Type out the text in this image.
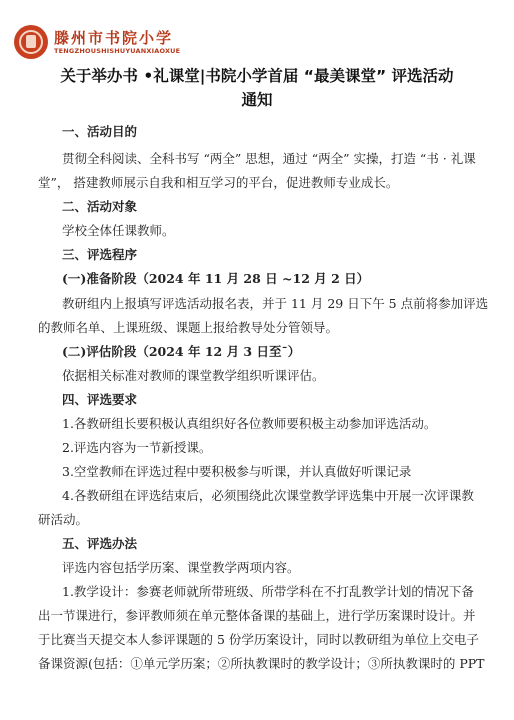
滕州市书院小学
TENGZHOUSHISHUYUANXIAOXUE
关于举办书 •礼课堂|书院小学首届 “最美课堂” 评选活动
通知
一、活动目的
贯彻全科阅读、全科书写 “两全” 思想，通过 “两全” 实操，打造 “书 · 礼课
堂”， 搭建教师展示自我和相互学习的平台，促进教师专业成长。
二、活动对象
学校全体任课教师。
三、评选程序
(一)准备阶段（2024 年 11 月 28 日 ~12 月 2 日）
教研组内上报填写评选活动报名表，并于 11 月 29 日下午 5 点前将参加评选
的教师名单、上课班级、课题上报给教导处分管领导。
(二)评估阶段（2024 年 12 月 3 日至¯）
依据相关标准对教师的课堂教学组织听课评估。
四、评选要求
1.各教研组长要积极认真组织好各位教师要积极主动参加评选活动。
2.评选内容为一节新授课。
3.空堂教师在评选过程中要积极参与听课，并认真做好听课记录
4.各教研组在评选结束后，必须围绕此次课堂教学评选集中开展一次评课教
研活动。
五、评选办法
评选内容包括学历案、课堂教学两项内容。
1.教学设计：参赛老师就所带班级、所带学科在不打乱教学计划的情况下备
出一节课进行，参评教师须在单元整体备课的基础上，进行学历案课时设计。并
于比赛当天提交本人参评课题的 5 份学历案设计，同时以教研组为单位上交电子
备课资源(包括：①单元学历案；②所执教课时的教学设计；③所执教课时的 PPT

· · · ·

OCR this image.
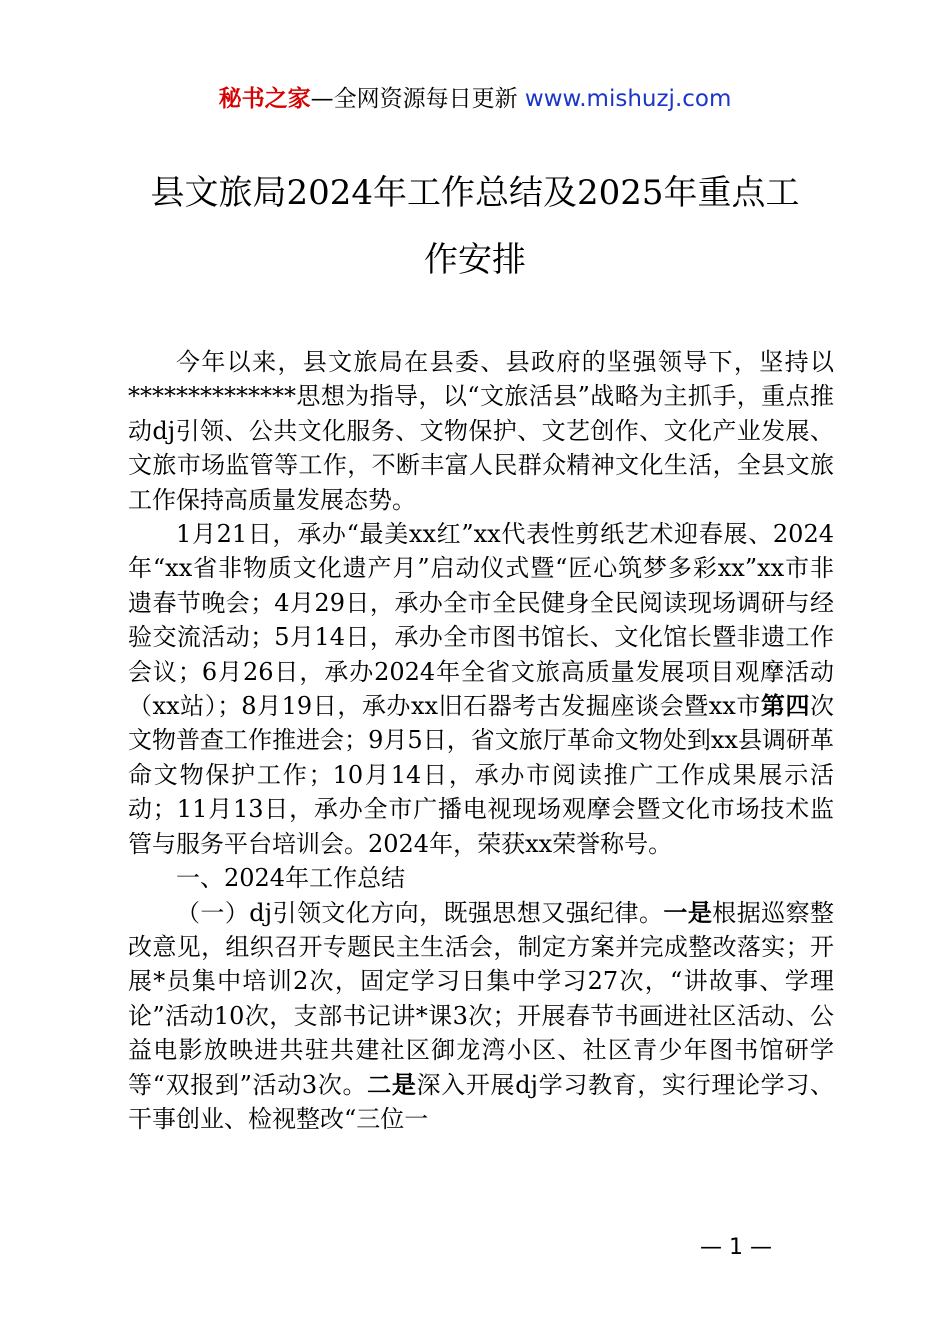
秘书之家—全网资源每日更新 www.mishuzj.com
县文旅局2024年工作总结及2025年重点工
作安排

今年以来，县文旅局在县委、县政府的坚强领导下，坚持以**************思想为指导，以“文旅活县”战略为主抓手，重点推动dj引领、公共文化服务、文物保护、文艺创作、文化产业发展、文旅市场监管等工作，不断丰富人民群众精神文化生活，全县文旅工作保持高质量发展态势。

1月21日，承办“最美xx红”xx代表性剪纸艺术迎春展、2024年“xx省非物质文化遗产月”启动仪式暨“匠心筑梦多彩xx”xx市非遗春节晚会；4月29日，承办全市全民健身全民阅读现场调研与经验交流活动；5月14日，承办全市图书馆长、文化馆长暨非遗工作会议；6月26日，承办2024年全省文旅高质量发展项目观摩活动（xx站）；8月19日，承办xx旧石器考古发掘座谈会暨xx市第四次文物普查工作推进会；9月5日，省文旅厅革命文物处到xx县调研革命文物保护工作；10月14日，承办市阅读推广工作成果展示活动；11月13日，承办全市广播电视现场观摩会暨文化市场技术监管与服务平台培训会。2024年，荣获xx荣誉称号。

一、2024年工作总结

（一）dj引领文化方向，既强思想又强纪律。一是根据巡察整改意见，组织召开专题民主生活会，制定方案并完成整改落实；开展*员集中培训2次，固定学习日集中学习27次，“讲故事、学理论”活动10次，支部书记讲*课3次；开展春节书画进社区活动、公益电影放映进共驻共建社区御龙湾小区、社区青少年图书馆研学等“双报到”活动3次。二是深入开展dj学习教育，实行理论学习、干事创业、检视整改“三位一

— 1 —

· · · ·

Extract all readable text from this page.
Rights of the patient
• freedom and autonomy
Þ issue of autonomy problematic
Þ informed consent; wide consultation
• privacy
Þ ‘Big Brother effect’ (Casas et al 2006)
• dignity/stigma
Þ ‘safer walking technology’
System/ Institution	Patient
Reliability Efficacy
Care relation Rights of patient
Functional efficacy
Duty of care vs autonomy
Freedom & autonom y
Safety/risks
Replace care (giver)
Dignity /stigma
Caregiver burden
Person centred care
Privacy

· · · ·

Scan the lines for the string "Rights". Copy out each line that matches.

Rights of the patient
Care relation Rights of patient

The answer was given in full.